Present each line of the entries below that holds the word "which".

[Records from a collection]
********************

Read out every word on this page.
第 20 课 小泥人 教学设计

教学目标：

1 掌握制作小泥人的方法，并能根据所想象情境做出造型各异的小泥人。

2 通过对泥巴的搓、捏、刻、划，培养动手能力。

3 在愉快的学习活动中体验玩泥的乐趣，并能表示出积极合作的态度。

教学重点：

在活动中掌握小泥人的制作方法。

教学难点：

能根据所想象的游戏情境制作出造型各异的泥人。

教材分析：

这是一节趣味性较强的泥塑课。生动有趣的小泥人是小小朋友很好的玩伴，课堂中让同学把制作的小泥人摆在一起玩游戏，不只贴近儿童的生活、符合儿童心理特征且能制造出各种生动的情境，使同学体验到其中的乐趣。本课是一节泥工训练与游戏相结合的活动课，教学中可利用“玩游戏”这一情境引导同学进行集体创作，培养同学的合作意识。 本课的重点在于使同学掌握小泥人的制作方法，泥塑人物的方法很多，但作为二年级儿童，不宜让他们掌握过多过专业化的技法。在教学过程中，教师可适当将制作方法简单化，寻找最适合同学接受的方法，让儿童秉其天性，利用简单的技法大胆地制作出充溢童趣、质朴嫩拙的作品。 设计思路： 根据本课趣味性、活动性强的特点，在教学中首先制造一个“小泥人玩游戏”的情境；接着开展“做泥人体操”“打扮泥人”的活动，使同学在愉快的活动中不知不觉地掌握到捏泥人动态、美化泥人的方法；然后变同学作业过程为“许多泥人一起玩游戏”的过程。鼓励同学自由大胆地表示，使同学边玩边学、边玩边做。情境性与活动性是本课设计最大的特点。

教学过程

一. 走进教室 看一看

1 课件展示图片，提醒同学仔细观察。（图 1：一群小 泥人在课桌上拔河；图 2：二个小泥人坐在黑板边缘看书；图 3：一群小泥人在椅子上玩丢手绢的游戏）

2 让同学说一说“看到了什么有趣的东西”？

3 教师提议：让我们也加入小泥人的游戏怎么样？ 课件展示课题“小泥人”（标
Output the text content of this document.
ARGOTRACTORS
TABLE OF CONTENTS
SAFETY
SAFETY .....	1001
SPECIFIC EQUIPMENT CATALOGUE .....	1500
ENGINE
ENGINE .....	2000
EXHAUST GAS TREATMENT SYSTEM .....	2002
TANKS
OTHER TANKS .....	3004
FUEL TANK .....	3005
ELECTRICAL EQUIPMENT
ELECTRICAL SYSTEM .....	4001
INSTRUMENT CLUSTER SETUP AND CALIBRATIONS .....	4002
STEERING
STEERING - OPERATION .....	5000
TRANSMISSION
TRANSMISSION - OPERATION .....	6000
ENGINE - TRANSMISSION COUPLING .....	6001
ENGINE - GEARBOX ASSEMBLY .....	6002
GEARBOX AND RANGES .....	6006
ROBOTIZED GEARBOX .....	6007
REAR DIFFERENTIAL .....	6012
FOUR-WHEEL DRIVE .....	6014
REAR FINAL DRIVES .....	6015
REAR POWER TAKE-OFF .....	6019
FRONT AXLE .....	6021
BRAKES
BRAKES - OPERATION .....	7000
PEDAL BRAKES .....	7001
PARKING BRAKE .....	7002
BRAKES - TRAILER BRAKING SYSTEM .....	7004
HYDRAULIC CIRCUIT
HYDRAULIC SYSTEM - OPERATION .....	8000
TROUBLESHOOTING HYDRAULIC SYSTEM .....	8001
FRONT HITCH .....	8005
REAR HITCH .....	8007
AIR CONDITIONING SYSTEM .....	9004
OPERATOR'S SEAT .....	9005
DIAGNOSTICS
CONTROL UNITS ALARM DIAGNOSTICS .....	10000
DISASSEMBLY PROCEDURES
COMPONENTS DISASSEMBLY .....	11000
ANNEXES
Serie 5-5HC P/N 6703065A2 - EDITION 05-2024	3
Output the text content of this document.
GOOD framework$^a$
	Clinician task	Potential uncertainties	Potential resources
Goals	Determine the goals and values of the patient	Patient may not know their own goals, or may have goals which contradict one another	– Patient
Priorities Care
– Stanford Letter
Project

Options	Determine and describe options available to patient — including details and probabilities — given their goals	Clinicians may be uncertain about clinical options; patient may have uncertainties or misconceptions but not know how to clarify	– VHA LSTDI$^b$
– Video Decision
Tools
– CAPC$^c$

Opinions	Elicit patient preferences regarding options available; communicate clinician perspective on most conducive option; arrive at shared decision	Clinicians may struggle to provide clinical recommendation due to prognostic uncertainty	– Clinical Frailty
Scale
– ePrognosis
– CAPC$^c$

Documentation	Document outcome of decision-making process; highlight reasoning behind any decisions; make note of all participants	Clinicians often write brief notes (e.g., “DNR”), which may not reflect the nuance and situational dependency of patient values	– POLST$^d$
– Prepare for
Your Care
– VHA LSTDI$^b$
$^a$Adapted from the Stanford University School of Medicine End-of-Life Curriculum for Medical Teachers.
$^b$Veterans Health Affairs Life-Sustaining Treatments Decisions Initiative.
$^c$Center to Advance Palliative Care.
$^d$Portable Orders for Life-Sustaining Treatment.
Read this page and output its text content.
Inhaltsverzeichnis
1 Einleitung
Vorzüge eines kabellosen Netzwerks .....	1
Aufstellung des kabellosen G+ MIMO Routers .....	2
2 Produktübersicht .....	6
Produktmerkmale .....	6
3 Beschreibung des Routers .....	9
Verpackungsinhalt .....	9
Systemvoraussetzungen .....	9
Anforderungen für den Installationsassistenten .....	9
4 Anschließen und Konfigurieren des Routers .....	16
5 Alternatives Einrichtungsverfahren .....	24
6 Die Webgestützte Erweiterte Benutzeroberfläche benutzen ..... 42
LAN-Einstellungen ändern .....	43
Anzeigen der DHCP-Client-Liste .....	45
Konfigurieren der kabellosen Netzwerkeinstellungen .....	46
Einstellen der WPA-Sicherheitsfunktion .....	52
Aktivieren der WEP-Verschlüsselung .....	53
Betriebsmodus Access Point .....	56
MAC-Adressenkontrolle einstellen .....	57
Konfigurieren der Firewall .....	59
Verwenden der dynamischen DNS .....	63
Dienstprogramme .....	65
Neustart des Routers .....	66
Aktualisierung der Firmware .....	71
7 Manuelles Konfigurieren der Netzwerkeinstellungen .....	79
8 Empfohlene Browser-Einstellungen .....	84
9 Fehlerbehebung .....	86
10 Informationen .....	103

********************

* Completed exercise
Goals	Determine the goals and values of the patient	Patient may not know their own goals, or may have goals which contradict one another	– Patient
Documentation	Document outcome of decision-making process; highlight reasoning behind any decisions; make note of all participants	Clinicians often write brief notes (e.g., “DNR”), which may not reflect the nuance and situational dependency of patient values	– POLST$^d$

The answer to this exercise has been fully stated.